=== TO DO ===
Extract the records in full, leaving every picture out.

[Saved entries]
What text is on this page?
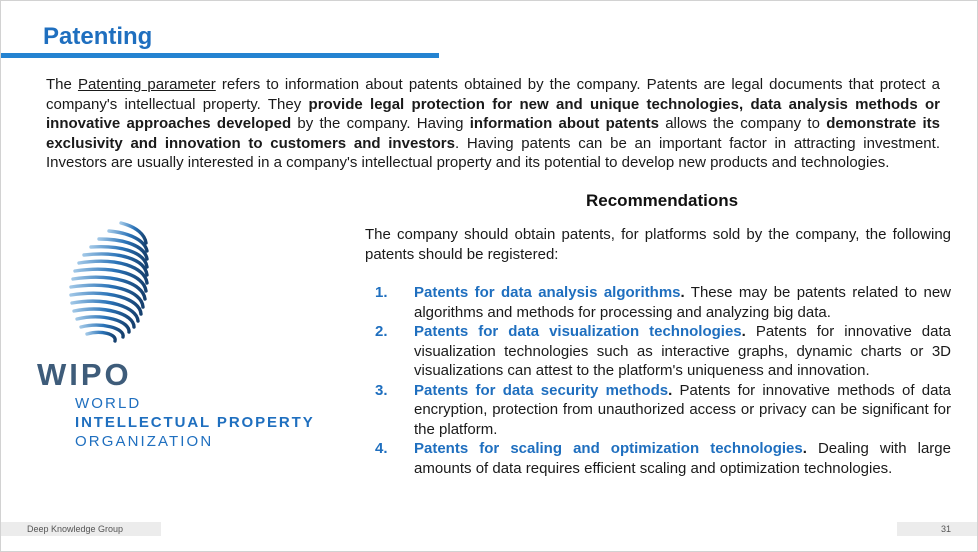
Patenting

The Patenting parameter refers to information about patents obtained by the company. Patents are legal documents that protect a company's intellectual property. They provide legal protection for new and unique technologies, data analysis methods or innovative approaches developed by the company. Having information about patents allows the company to demonstrate its exclusivity and innovation to customers and investors. Having patents can be an important factor in attracting investment. Investors are usually interested in a company's intellectual property and its potential to develop new products and technologies.

WIPO
WORLD
INTELLECTUAL PROPERTY
ORGANIZATION
Recommendations

The company should obtain patents, for platforms sold by the company, the following patents should be registered:

1. Patents for data analysis algorithms. These may be patents related to new algorithms and methods for processing and analyzing big data.
2. Patents for data visualization technologies. Patents for innovative data visualization technologies such as interactive graphs, dynamic charts or 3D visualizations can attest to the platform's uniqueness and innovation.
3. Patents for data security methods. Patents for innovative methods of data encryption, protection from unauthorized access or privacy can be significant for the platform.
4. Patents for scaling and optimization technologies. Dealing with large amounts of data requires efficient scaling and optimization technologies.
Deep Knowledge Group	31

=== RESULT OF THIS TASK ===
What text is on this page?
Patenting

The Patenting parameter refers to information about patents obtained by the company. Patents are legal documents that protect a company's intellectual property. They provide legal protection for new and unique technologies, data analysis methods or innovative approaches developed by the company. Having information about patents allows the company to demonstrate its exclusivity and innovation to customers and investors. Having patents can be an important factor in attracting investment. Investors are usually interested in a company's intellectual property and its potential to develop new products and technologies.

WIPO
WORLD
INTELLECTUAL PROPERTY
ORGANIZATION
Recommendations

The company should obtain patents, for platforms sold by the company, the following patents should be registered:

1. Patents for data analysis algorithms. These may be patents related to new algorithms and methods for processing and analyzing big data.
2. Patents for data visualization technologies. Patents for innovative data visualization technologies such as interactive graphs, dynamic charts or 3D visualizations can attest to the platform's uniqueness and innovation.
3. Patents for data security methods. Patents for innovative methods of data encryption, protection from unauthorized access or privacy can be significant for the platform.
4. Patents for scaling and optimization technologies. Dealing with large amounts of data requires efficient scaling and optimization technologies.
Deep Knowledge Group	31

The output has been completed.